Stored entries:
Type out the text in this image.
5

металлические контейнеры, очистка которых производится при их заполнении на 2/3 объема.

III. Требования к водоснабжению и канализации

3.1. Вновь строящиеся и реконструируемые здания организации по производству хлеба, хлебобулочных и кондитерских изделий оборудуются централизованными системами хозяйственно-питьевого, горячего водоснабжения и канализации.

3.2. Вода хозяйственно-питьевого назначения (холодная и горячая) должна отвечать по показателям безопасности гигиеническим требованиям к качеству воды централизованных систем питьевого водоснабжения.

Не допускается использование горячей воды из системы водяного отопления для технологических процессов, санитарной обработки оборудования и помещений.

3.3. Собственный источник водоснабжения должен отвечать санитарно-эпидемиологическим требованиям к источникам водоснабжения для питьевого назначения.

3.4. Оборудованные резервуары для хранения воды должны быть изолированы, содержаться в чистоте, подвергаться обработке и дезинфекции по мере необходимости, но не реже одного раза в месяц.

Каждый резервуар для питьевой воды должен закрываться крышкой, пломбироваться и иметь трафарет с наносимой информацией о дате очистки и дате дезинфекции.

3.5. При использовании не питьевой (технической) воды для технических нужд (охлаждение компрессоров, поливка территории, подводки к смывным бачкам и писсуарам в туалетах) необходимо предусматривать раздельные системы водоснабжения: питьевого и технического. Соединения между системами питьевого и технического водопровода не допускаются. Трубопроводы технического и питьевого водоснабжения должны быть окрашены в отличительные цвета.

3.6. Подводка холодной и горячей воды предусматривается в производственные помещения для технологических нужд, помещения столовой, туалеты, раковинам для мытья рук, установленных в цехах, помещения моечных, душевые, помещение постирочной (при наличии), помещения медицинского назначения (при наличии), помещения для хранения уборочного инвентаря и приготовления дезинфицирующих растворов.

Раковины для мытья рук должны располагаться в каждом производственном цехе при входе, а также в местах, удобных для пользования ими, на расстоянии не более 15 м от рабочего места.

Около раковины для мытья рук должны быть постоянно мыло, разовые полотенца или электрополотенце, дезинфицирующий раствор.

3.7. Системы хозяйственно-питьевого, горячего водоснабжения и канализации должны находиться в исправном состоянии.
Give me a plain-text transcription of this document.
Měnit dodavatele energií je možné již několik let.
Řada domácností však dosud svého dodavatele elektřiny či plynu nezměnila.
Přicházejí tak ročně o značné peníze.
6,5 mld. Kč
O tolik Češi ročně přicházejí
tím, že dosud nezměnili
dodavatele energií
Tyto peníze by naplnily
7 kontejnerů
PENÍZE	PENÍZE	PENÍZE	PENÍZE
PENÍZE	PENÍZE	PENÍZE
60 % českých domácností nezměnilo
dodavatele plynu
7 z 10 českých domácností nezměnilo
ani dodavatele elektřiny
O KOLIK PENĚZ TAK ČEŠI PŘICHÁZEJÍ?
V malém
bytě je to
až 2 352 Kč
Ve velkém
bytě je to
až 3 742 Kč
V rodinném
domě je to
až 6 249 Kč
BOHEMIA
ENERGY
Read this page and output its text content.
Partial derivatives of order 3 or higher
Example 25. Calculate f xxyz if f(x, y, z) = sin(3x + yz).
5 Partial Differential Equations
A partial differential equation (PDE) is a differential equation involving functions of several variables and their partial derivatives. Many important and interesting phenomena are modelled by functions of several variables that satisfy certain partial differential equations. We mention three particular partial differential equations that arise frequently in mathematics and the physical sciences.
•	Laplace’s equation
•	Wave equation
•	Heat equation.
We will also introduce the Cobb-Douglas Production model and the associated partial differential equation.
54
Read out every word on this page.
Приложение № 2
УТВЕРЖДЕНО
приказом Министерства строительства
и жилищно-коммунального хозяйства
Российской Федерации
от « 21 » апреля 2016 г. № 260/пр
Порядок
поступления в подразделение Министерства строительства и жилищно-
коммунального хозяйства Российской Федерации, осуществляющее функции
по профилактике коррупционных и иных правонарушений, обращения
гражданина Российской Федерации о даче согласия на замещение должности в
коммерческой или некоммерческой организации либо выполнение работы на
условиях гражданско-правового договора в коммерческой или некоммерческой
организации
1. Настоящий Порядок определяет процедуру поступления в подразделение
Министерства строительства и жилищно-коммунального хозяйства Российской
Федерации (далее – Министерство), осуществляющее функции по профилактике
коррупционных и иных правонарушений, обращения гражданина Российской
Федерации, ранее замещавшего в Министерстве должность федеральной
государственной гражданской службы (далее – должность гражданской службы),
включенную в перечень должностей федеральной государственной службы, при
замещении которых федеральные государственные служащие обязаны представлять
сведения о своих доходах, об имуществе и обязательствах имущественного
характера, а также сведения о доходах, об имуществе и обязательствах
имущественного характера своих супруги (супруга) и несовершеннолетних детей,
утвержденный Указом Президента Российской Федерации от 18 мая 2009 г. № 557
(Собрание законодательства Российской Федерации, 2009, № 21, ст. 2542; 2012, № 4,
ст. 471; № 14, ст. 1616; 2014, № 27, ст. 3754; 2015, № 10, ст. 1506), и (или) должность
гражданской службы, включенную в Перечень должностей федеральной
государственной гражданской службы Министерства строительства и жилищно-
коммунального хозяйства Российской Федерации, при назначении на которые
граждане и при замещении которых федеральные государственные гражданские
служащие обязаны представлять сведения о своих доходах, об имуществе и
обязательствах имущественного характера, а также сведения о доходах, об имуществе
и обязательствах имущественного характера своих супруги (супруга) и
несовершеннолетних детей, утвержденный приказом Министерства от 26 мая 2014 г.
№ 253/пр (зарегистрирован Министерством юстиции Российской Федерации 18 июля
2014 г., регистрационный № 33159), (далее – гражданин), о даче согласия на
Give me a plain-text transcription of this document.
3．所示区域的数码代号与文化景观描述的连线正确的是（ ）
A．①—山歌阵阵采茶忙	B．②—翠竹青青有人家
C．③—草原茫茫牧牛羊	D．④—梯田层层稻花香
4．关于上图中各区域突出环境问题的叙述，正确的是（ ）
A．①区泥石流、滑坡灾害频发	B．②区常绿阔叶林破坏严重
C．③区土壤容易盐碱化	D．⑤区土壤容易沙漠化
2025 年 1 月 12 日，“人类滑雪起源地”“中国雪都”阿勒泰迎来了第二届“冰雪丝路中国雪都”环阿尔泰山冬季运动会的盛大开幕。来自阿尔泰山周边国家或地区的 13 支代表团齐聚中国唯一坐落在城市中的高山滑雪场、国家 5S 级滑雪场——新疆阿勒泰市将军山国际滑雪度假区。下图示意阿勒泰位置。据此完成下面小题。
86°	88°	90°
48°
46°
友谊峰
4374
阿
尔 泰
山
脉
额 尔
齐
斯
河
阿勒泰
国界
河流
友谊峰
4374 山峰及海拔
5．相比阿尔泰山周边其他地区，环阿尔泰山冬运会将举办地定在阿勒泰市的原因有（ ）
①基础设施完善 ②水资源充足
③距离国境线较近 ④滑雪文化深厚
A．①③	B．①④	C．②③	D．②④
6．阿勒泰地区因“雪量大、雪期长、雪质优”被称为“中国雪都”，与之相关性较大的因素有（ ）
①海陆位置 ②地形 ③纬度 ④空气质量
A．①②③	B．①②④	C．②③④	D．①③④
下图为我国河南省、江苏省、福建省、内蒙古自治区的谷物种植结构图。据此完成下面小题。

▶ _TASK GOAL_
Filter for "据此完成下面小题". Return all lines that hold it.

▶ _RESULT OF THE TASK_
2025 年 1 月 12 日，“人类滑雪起源地”“中国雪都”阿勒泰迎来了第二届“冰雪丝路中国雪都”环阿尔泰山冬季运动会的盛大开幕。来自阿尔泰山周边国家或地区的 13 支代表团齐聚中国唯一坐落在城市中的高山滑雪场、国家 5S 级滑雪场——新疆阿勒泰市将军山国际滑雪度假区。下图示意阿勒泰位置。据此完成下面小题。
下图为我国河南省、江苏省、福建省、内蒙古自治区的谷物种植结构图。据此完成下面小题。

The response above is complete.